= Activity =
Your answer must be the records below, given again exactly, with no pictures in it.

Document page records
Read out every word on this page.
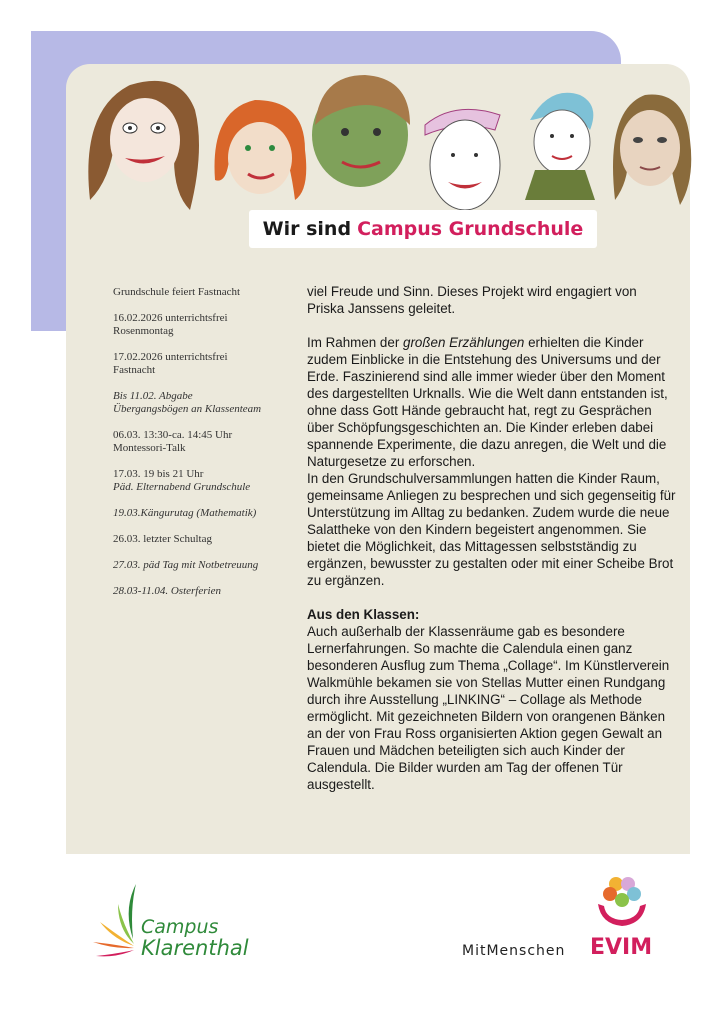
Wir sind Campus Grundschule
Grundschule feiert Fastnacht
16.02.2026 unterrichtsfrei
Rosenmontag
17.02.2026 unterrichtsfrei
Fastnacht
Bis 11.02. Abgabe
Übergangsbögen an Klassenteam
06.03. 13:30-ca. 14:45 Uhr
Montessori-Talk
17.03. 19 bis 21 Uhr
Päd. Elternabend Grundschule
19.03.Kängurutag (Mathematik)
26.03. letzter Schultag
27.03. päd Tag mit Notbetreuung
28.03-11.04. Osterferien

viel Freude und Sinn. Dieses Projekt wird engagiert von Priska Janssens geleitet.

Im Rahmen der großen Erzählungen erhielten die Kinder zudem Einblicke in die Entstehung des Universums und der Erde. Faszinierend sind alle immer wieder über den Moment des dargestellten Urknalls. Wie die Welt dann entstanden ist, ohne dass Gott Hände gebraucht hat, regt zu Gesprächen über Schöpfungsgeschichten an. Die Kinder erleben dabei spannende Experimente, die dazu anregen, die Welt und die Naturgesetze zu erforschen.

In den Grundschulversammlungen hatten die Kinder Raum, gemeinsame Anliegen zu besprechen und sich gegenseitig für Unterstützung im Alltag zu bedanken. Zudem wurde die neue Salattheke von den Kindern begeistert angenommen. Sie bietet die Möglichkeit, das Mittagessen selbstständig zu ergänzen, bewusster zu gestalten oder mit einer Scheibe Brot zu ergänzen.

Aus den Klassen:

Auch außerhalb der Klassenräume gab es besondere Lernerfahrungen. So machte die Calendula einen ganz besonderen Ausflug zum Thema „Collage“. Im Künstlerverein Walkmühle bekamen sie von Stellas Mutter einen Rundgang durch ihre Ausstellung „LINKING“ – Collage als Methode ermöglicht. Mit gezeichneten Bildern von orangenen Bänken an der von Frau Ross organisierten Aktion gegen Gewalt an Frauen und Mädchen beteiligten sich auch Kinder der Calendula. Die Bilder wurden am Tag der offenen Tür ausgestellt.

Campus
Klarenthal	MitMenschen EVIM
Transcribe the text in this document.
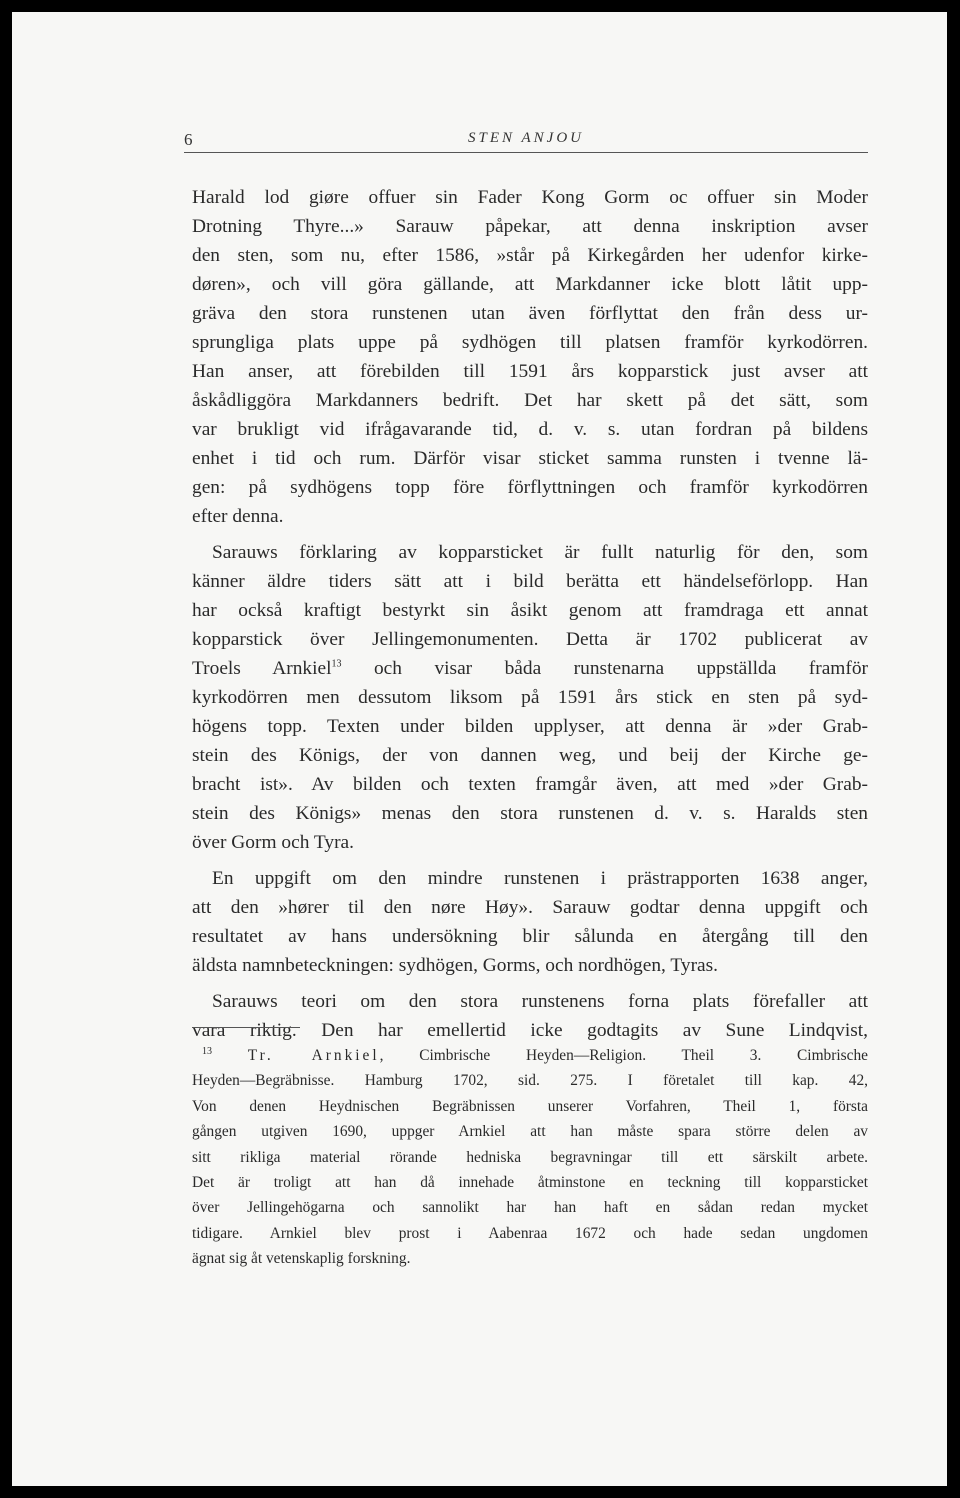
6	STEN ANJOU

Harald lod giøre offuer sin Fader Kong Gorm oc offuer sin Moder
Drotning Thyre...» Sarauw påpekar, att denna inskription avser
den sten, som nu, efter 1586, »står på Kirkegården her udenfor kirke-
døren», och vill göra gällande, att Markdanner icke blott låtit upp-
gräva den stora runstenen utan även förflyttat den från dess ur-
sprungliga plats uppe på sydhögen till platsen framför kyrkodörren.
Han anser, att förebilden till 1591 års kopparstick just avser att
åskådliggöra Markdanners bedrift. Det har skett på det sätt, som
var brukligt vid ifrågavarande tid, d. v. s. utan fordran på bildens
enhet i tid och rum. Därför visar sticket samma runsten i tvenne lä-
gen: på sydhögens topp före förflyttningen och framför kyrkodörren
efter denna.

Sarauws förklaring av kopparsticket är fullt naturlig för den, som
känner äldre tiders sätt att i bild berätta ett händelseförlopp. Han
har också kraftigt bestyrkt sin åsikt genom att framdraga ett annat
kopparstick över Jellingemonumenten. Detta är 1702 publicerat av
Troels Arnkiel$^{13}$ och visar båda runstenarna uppställda framför
kyrkodörren men dessutom liksom på 1591 års stick en sten på syd-
högens topp. Texten under bilden upplyser, att denna är »der Grab-
stein des Königs, der von dannen weg, und beij der Kirche ge-
bracht ist». Av bilden och texten framgår även, att med »der Grab-
stein des Königs» menas den stora runstenen d. v. s. Haralds sten
över Gorm och Tyra.

En uppgift om den mindre runstenen i prästrapporten 1638 anger,
att den »hører til den nøre Høy». Sarauw godtar denna uppgift och
resultatet av hans undersökning blir sålunda en återgång till den
äldsta namnbeteckningen: sydhögen, Gorms, och nordhögen, Tyras.

Sarauws teori om den stora runstenens forna plats förefaller att
vara riktig. Den har emellertid icke godtagits av Sune Lindqvist,

$^{13}$ Tr. Arnkiel, Cimbrische Heyden—Religion. Theil 3. Cimbrische
Heyden—Begräbnisse. Hamburg 1702, sid. 275. I företalet till kap. 42,
Von denen Heydnischen Begräbnissen unserer Vorfahren, Theil 1, första
gången utgiven 1690, uppger Arnkiel att han måste spara större delen av
sitt rikliga material rörande hedniska begravningar till ett särskilt arbete.
Det är troligt att han då innehade åtminstone en teckning till kopparsticket
över Jellingehögarna och sannolikt har han haft en sådan redan mycket
tidigare. Arnkiel blev prost i Aabenraa 1672 och hade sedan ungdomen
ägnat sig åt vetenskaplig forskning.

= Final answer =
Read out every word on this page.
Wir sind Campus Grundschule
Grundschule feiert Fastnacht
16.02.2026 unterrichtsfrei
Rosenmontag
17.02.2026 unterrichtsfrei
Fastnacht
Bis 11.02. Abgabe
Übergangsbögen an Klassenteam
06.03. 13:30-ca. 14:45 Uhr
Montessori-Talk
17.03. 19 bis 21 Uhr
Päd. Elternabend Grundschule
19.03.Kängurutag (Mathematik)
26.03. letzter Schultag
27.03. päd Tag mit Notbetreuung
28.03-11.04. Osterferien

viel Freude und Sinn. Dieses Projekt wird engagiert von Priska Janssens geleitet.

Im Rahmen der großen Erzählungen erhielten die Kinder zudem Einblicke in die Entstehung des Universums und der Erde. Faszinierend sind alle immer wieder über den Moment des dargestellten Urknalls. Wie die Welt dann entstanden ist, ohne dass Gott Hände gebraucht hat, regt zu Gesprächen über Schöpfungsgeschichten an. Die Kinder erleben dabei spannende Experimente, die dazu anregen, die Welt und die Naturgesetze zu erforschen.

In den Grundschulversammlungen hatten die Kinder Raum, gemeinsame Anliegen zu besprechen und sich gegenseitig für Unterstützung im Alltag zu bedanken. Zudem wurde die neue Salattheke von den Kindern begeistert angenommen. Sie bietet die Möglichkeit, das Mittagessen selbstständig zu ergänzen, bewusster zu gestalten oder mit einer Scheibe Brot zu ergänzen.

Aus den Klassen:

Auch außerhalb der Klassenräume gab es besondere Lernerfahrungen. So machte die Calendula einen ganz besonderen Ausflug zum Thema „Collage“. Im Künstlerverein Walkmühle bekamen sie von Stellas Mutter einen Rundgang durch ihre Ausstellung „LINKING“ – Collage als Methode ermöglicht. Mit gezeichneten Bildern von orangenen Bänken an der von Frau Ross organisierten Aktion gegen Gewalt an Frauen und Mädchen beteiligten sich auch Kinder der Calendula. Die Bilder wurden am Tag der offenen Tür ausgestellt.

Campus
Klarenthal	MitMenschen EVIM
Transcribe the text in this document.
6	STEN ANJOU

Harald lod giøre offuer sin Fader Kong Gorm oc offuer sin Moder
Drotning Thyre...» Sarauw påpekar, att denna inskription avser
den sten, som nu, efter 1586, »står på Kirkegården her udenfor kirke-
døren», och vill göra gällande, att Markdanner icke blott låtit upp-
gräva den stora runstenen utan även förflyttat den från dess ur-
sprungliga plats uppe på sydhögen till platsen framför kyrkodörren.
Han anser, att förebilden till 1591 års kopparstick just avser att
åskådliggöra Markdanners bedrift. Det har skett på det sätt, som
var brukligt vid ifrågavarande tid, d. v. s. utan fordran på bildens
enhet i tid och rum. Därför visar sticket samma runsten i tvenne lä-
gen: på sydhögens topp före förflyttningen och framför kyrkodörren
efter denna.

Sarauws förklaring av kopparsticket är fullt naturlig för den, som
känner äldre tiders sätt att i bild berätta ett händelseförlopp. Han
har också kraftigt bestyrkt sin åsikt genom att framdraga ett annat
kopparstick över Jellingemonumenten. Detta är 1702 publicerat av
Troels Arnkiel$^{13}$ och visar båda runstenarna uppställda framför
kyrkodörren men dessutom liksom på 1591 års stick en sten på syd-
högens topp. Texten under bilden upplyser, att denna är »der Grab-
stein des Königs, der von dannen weg, und beij der Kirche ge-
bracht ist». Av bilden och texten framgår även, att med »der Grab-
stein des Königs» menas den stora runstenen d. v. s. Haralds sten
över Gorm och Tyra.

En uppgift om den mindre runstenen i prästrapporten 1638 anger,
att den »hører til den nøre Høy». Sarauw godtar denna uppgift och
resultatet av hans undersökning blir sålunda en återgång till den
äldsta namnbeteckningen: sydhögen, Gorms, och nordhögen, Tyras.

Sarauws teori om den stora runstenens forna plats förefaller att
vara riktig. Den har emellertid icke godtagits av Sune Lindqvist,

$^{13}$ Tr. Arnkiel, Cimbrische Heyden—Religion. Theil 3. Cimbrische
Heyden—Begräbnisse. Hamburg 1702, sid. 275. I företalet till kap. 42,
Von denen Heydnischen Begräbnissen unserer Vorfahren, Theil 1, första
gången utgiven 1690, uppger Arnkiel att han måste spara större delen av
sitt rikliga material rörande hedniska begravningar till ett särskilt arbete.
Det är troligt att han då innehade åtminstone en teckning till kopparsticket
över Jellingehögarna och sannolikt har han haft en sådan redan mycket
tidigare. Arnkiel blev prost i Aabenraa 1672 och hade sedan ungdomen
ägnat sig åt vetenskaplig forskning.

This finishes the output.